■ TASK TO COMPLETE
Leave out the pictures and transcribe everything else exactly.

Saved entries
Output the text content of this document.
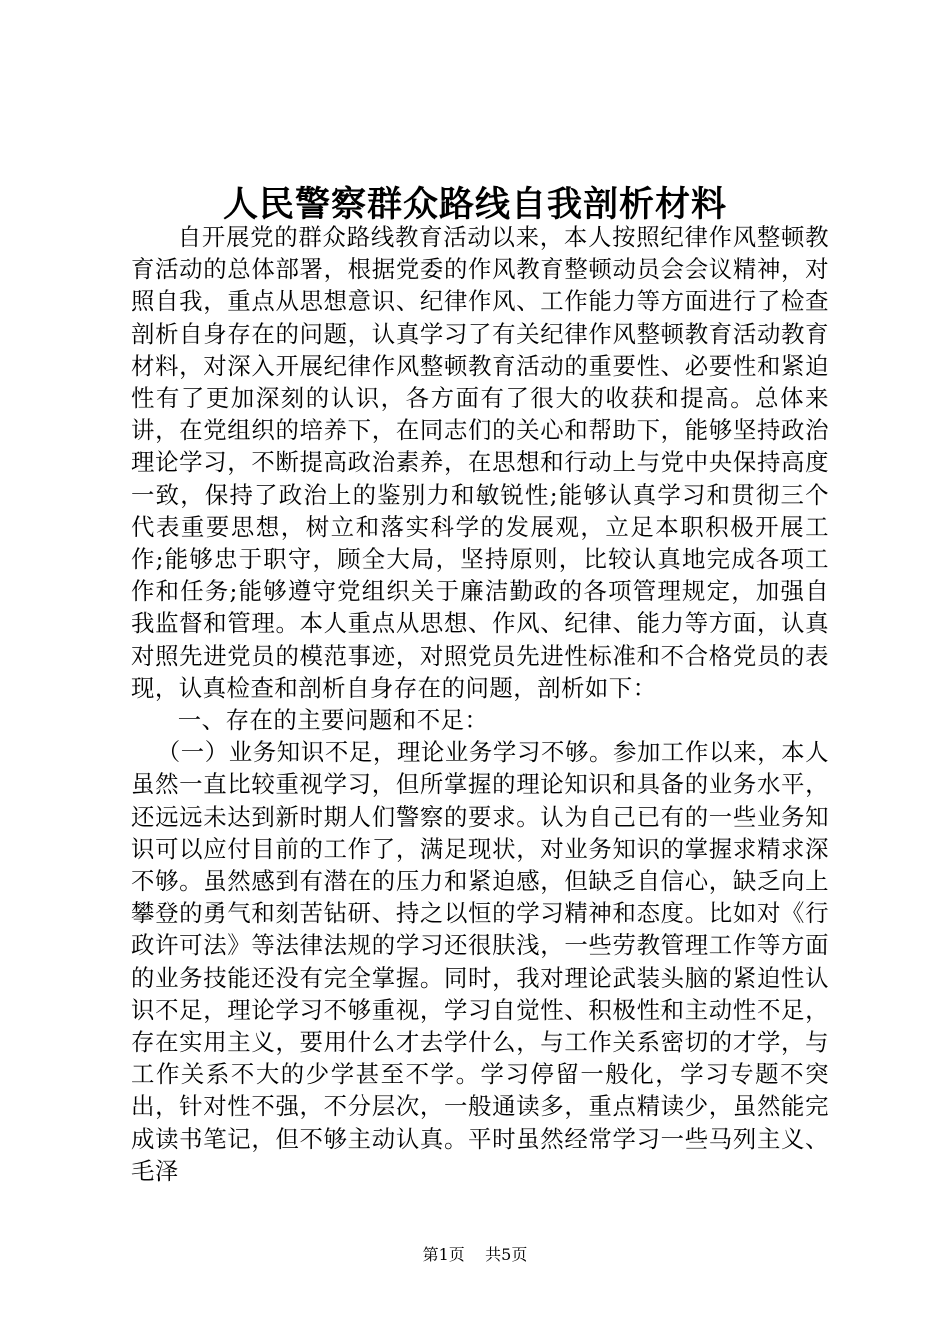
人民警察群众路线自我剖析材料

自开展党的群众路线教育活动以来，本人按照纪律作风整顿教育活动的总体部署，根据党委的作风教育整顿动员会会议精神，对照自我，重点从思想意识、纪律作风、工作能力等方面进行了检查剖析自身存在的问题，认真学习了有关纪律作风整顿教育活动教育材料，对深入开展纪律作风整顿教育活动的重要性、必要性和紧迫性有了更加深刻的认识，各方面有了很大的收获和提高。总体来讲，在党组织的培养下，在同志们的关心和帮助下，能够坚持政治理论学习，不断提高政治素养，在思想和行动上与党中央保持高度一致，保持了政治上的鉴别力和敏锐性;能够认真学习和贯彻三个代表重要思想，树立和落实科学的发展观，立足本职积极开展工作;能够忠于职守，顾全大局，坚持原则，比较认真地完成各项工作和任务;能够遵守党组织关于廉洁勤政的各项管理规定，加强自我监督和管理。本人重点从思想、作风、纪律、能力等方面，认真对照先进党员的模范事迹，对照党员先进性标准和不合格党员的表现，认真检查和剖析自身存在的问题，剖析如下：

一、存在的主要问题和不足：

（一）业务知识不足，理论业务学习不够。参加工作以来，本人虽然一直比较重视学习，但所掌握的理论知识和具备的业务水平，还远远未达到新时期人们警察的要求。认为自己已有的一些业务知识可以应付目前的工作了，满足现状，对业务知识的掌握求精求深不够。虽然感到有潜在的压力和紧迫感，但缺乏自信心，缺乏向上攀登的勇气和刻苦钻研、持之以恒的学习精神和态度。比如对《行政许可法》等法律法规的学习还很肤浅，一些劳教管理工作等方面的业务技能还没有完全掌握。同时，我对理论武装头脑的紧迫性认识不足，理论学习不够重视，学习自觉性、积极性和主动性不足，存在实用主义，要用什么才去学什么，与工作关系密切的才学，与工作关系不大的少学甚至不学。学习停留一般化，学习专题不突出，针对性不强，不分层次，一般通读多，重点精读少，虽然能完成读书笔记，但不够主动认真。平时虽然经常学习一些马列主义、毛泽

第1页 共5页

■ ANSWER IN FULL
Output the text content of this document.
人民警察群众路线自我剖析材料

自开展党的群众路线教育活动以来，本人按照纪律作风整顿教育活动的总体部署，根据党委的作风教育整顿动员会会议精神，对照自我，重点从思想意识、纪律作风、工作能力等方面进行了检查剖析自身存在的问题，认真学习了有关纪律作风整顿教育活动教育材料，对深入开展纪律作风整顿教育活动的重要性、必要性和紧迫性有了更加深刻的认识，各方面有了很大的收获和提高。总体来讲，在党组织的培养下，在同志们的关心和帮助下，能够坚持政治理论学习，不断提高政治素养，在思想和行动上与党中央保持高度一致，保持了政治上的鉴别力和敏锐性;能够认真学习和贯彻三个代表重要思想，树立和落实科学的发展观，立足本职积极开展工作;能够忠于职守，顾全大局，坚持原则，比较认真地完成各项工作和任务;能够遵守党组织关于廉洁勤政的各项管理规定，加强自我监督和管理。本人重点从思想、作风、纪律、能力等方面，认真对照先进党员的模范事迹，对照党员先进性标准和不合格党员的表现，认真检查和剖析自身存在的问题，剖析如下：

一、存在的主要问题和不足：

（一）业务知识不足，理论业务学习不够。参加工作以来，本人虽然一直比较重视学习，但所掌握的理论知识和具备的业务水平，还远远未达到新时期人们警察的要求。认为自己已有的一些业务知识可以应付目前的工作了，满足现状，对业务知识的掌握求精求深不够。虽然感到有潜在的压力和紧迫感，但缺乏自信心，缺乏向上攀登的勇气和刻苦钻研、持之以恒的学习精神和态度。比如对《行政许可法》等法律法规的学习还很肤浅，一些劳教管理工作等方面的业务技能还没有完全掌握。同时，我对理论武装头脑的紧迫性认识不足，理论学习不够重视，学习自觉性、积极性和主动性不足，存在实用主义，要用什么才去学什么，与工作关系密切的才学，与工作关系不大的少学甚至不学。学习停留一般化，学习专题不突出，针对性不强，不分层次，一般通读多，重点精读少，虽然能完成读书笔记，但不够主动认真。平时虽然经常学习一些马列主义、毛泽

第1页 共5页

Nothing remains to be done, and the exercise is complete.